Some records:
'''

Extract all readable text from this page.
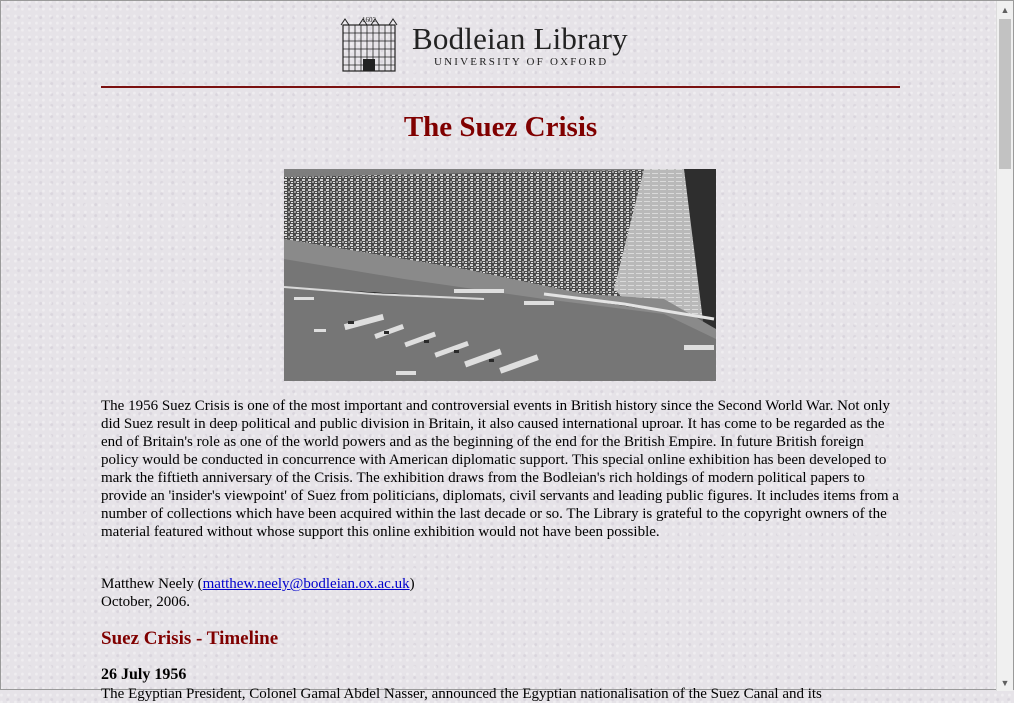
1602
Bodleian Library
UNIVERSITY OF OXFORD
The Suez Crisis

The 1956 Suez Crisis is one of the most important and controversial events in British history since the Second World War. Not only did Suez result in deep political and public division in Britain, it also caused international uproar. It has come to be regarded as the end of Britain's role as one of the world powers and as the beginning of the end for the British Empire. In future British foreign policy would be conducted in concurrence with American diplomatic support. This special online exhibition has been developed to mark the fiftieth anniversary of the Crisis. The exhibition draws from the Bodleian's rich holdings of modern political papers to provide an 'insider's viewpoint' of Suez from politicians, diplomats, civil servants and leading public figures. It includes items from a number of collections which have been acquired within the last decade or so. The Library is grateful to the copyright owners of the material featured without whose support this online exhibition would not have been possible.

Matthew Neely (matthew.neely@bodleian.ox.ac.uk)
October, 2006.
Suez Crisis - Timeline
26 July 1956
The Egyptian President, Colonel Gamal Abdel Nasser, announced the Egyptian nationalisation of the Suez Canal and its
▲
▼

'''

▶ TASK DETAILS
Only the count is needed: the number of lines in the data that include the word "Suez".

▶ COMPLETE RESPONSE
4